ITEMS ::
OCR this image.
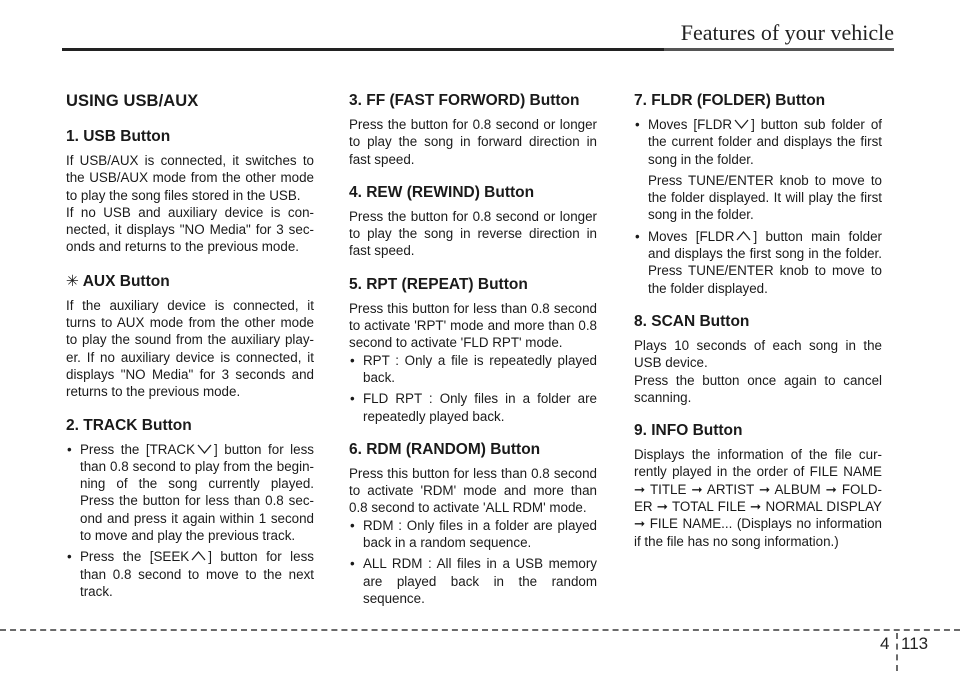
Features of your vehicle
USING USB/AUX
1. USB Button

If USB/AUX is connected, it switches to the USB/AUX mode from the other mode to play the song files stored in the USB.

If no USB and auxiliary device is connected, it displays "NO Media" for 3 seconds and returns to the previous mode.

✳ AUX Button

If the auxiliary device is connected, it turns to AUX mode from the other mode to play the sound from the auxiliary player. If no auxiliary device is connected, it displays "NO Media" for 3 seconds and returns to the previous mode.

2. TRACK Button
• Press the [TRACK ] button for less than 0.8 second to play from the beginning of the song currently played. Press the button for less than 0.8 second and press it again within 1 second to move and play the previous track.
• Press the [SEEK ] button for less than 0.8 second to move to the next track.
3. FF (FAST FORWORD) Button

Press the button for 0.8 second or longer to play the song in forward direction in fast speed.

4. REW (REWIND) Button

Press the button for 0.8 second or longer to play the song in reverse direction in fast speed.

5. RPT (REPEAT) Button

Press this button for less than 0.8 second to activate 'RPT' mode and more than 0.8 second to activate 'FLD RPT' mode.

• RPT : Only a file is repeatedly played back.
• FLD RPT : Only files in a folder are repeatedly played back.
6. RDM (RANDOM) Button

Press this button for less than 0.8 second to activate 'RDM' mode and more than 0.8 second to activate 'ALL RDM' mode.

• RDM : Only files in a folder are played back in a random sequence.
• ALL RDM : All files in a USB memory are played back in the random sequence.
7. FLDR (FOLDER) Button
• Moves [FLDR ] button sub folder of the current folder and displays the first song in the folder.
Press TUNE/ENTER knob to move to the folder displayed. It will play the first song in the folder.
• Moves [FLDR ] button main folder and displays the first song in the folder. Press TUNE/ENTER knob to move to the folder displayed.
8. SCAN Button

Plays 10 seconds of each song in the USB device.

Press the button once again to cancel scanning.

9. INFO Button

Displays the information of the file currently played in the order of FILE NAME ➞ TITLE ➞ ARTIST ➞ ALBUM ➞ FOLDER ➞ TOTAL FILE ➞ NORMAL DISPLAY ➞ FILE NAME... (Displays no information if the file has no song information.)

4 113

TASK GOAL :: Count the lines in the entries that hold the word "Media", and give nothing but the total.

RESULT BELOW :: 2